* **Exercise**
Which lines hold the word "name"? Show each of them.

** start of Material supplied **

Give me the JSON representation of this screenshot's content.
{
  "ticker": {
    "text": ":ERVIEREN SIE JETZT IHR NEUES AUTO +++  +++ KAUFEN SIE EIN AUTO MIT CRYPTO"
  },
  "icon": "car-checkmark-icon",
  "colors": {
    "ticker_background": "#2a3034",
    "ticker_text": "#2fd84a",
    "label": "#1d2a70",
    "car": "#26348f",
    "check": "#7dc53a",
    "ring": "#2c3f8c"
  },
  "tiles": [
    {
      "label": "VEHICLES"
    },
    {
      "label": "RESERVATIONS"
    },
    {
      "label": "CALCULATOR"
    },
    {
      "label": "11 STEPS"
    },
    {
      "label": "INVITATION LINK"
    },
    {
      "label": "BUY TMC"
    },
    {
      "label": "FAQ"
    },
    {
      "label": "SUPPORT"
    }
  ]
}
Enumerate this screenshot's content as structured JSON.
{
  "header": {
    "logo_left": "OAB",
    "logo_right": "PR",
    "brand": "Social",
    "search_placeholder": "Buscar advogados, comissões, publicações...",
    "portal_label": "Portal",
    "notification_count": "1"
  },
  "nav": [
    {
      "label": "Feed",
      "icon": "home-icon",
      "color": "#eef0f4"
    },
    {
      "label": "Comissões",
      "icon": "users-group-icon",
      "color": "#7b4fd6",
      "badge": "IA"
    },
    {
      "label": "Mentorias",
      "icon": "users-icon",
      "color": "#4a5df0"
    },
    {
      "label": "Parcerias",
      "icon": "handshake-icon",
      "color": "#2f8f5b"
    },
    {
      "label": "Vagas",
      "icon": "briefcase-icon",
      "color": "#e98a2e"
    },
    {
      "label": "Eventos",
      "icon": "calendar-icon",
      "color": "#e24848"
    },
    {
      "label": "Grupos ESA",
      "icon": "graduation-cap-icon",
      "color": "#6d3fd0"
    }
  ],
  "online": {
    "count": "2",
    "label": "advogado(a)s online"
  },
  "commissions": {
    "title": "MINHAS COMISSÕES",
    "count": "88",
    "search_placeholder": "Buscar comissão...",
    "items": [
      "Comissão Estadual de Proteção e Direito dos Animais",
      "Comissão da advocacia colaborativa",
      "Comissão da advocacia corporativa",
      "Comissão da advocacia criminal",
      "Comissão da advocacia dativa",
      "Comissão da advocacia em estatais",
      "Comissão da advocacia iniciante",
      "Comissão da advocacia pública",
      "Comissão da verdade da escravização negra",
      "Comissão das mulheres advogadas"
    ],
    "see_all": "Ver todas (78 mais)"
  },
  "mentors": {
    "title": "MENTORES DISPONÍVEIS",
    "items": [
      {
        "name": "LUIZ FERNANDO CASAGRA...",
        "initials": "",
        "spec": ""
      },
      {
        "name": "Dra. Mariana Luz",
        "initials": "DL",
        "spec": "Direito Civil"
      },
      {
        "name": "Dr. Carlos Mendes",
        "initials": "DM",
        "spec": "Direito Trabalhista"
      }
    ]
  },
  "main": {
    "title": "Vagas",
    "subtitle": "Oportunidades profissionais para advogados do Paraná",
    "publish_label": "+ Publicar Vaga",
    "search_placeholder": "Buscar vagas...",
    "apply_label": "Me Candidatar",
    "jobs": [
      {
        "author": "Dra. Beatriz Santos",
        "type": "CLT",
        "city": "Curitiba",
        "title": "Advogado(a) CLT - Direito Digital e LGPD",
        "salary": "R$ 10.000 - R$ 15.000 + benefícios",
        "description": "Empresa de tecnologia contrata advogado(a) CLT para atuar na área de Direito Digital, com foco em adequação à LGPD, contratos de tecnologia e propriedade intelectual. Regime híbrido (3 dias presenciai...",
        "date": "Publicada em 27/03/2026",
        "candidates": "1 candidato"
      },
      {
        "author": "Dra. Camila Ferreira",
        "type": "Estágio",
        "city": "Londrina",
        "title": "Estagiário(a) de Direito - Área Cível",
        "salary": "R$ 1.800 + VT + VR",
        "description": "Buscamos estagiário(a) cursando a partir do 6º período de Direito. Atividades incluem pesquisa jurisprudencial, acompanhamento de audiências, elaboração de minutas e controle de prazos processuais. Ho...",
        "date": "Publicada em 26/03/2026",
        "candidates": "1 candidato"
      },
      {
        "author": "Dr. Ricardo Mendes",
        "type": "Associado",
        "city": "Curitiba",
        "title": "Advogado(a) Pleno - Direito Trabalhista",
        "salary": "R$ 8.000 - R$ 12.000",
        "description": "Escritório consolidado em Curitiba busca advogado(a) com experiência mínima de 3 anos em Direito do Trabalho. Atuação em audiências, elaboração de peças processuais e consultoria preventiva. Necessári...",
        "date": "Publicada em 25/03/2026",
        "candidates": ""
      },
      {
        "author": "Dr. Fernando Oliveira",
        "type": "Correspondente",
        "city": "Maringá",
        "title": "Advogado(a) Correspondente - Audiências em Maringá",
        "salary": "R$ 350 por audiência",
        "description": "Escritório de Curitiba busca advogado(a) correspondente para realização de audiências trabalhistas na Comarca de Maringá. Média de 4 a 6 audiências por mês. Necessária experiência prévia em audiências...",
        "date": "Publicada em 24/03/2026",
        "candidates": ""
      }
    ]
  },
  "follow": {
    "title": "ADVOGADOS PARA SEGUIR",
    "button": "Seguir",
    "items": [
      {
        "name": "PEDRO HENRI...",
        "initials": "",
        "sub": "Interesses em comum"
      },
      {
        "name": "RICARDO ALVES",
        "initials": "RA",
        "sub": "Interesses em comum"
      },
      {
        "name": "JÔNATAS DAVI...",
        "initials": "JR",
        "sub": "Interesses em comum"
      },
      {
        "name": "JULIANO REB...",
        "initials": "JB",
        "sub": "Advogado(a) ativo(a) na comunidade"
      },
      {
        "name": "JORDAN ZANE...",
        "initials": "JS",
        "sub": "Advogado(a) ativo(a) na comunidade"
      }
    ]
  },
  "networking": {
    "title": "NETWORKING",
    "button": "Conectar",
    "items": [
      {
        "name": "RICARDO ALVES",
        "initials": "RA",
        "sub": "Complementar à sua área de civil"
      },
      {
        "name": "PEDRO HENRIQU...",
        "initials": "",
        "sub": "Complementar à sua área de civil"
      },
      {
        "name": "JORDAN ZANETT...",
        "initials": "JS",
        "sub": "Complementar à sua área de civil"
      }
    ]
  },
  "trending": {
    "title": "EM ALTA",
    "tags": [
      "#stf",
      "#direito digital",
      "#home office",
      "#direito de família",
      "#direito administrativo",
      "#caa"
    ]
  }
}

** end of Material supplied **

* **Answer in full**
        "name": "LUIZ FERNANDO CASAGRA...",
        "name": "Dra. Mariana Luz",
        "name": "Dr. Carlos Mendes",
        "name": "PEDRO HENRI...",
        "name": "RICARDO ALVES",
        "name": "JÔNATAS DAVI...",
        "name": "JULIANO REB...",
        "name": "JORDAN ZANE...",
        "name": "RICARDO ALVES",
        "name": "PEDRO HENRIQU...",
        "name": "JORDAN ZANETT...",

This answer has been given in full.